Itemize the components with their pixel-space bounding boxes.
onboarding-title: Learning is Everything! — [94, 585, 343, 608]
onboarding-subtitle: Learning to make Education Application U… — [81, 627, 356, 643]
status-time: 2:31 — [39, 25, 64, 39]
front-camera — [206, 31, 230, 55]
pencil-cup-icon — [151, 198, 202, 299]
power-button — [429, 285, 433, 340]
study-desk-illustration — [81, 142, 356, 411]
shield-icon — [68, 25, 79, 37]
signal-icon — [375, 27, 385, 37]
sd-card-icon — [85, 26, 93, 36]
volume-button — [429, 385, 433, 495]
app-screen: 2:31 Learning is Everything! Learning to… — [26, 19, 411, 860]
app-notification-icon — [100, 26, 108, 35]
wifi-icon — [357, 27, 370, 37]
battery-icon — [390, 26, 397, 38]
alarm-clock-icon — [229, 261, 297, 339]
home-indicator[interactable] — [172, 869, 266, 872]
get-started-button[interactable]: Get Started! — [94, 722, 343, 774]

══════════════════════════════

• Work to do:
Write out every row above character for character, changing nothing.

• Completed exercise:
Itemize the components with their pixel-space bounding boxes.
onboarding-title: Learning is Everything! — [94, 585, 343, 608]
onboarding-subtitle: Learning to make Education Application U… — [81, 627, 356, 643]
status-time: 2:31 — [39, 25, 64, 39]
front-camera — [206, 31, 230, 55]
pencil-cup-icon — [151, 198, 202, 299]
power-button — [429, 285, 433, 340]
study-desk-illustration — [81, 142, 356, 411]
shield-icon — [68, 25, 79, 37]
signal-icon — [375, 27, 385, 37]
sd-card-icon — [85, 26, 93, 36]
volume-button — [429, 385, 433, 495]
app-screen: 2:31 Learning is Everything! Learning to… — [26, 19, 411, 860]
app-notification-icon — [100, 26, 108, 35]
wifi-icon — [357, 27, 370, 37]
battery-icon — [390, 26, 397, 38]
alarm-clock-icon — [229, 261, 297, 339]
home-indicator[interactable] — [172, 869, 266, 872]
get-started-button[interactable]: Get Started! — [94, 722, 343, 774]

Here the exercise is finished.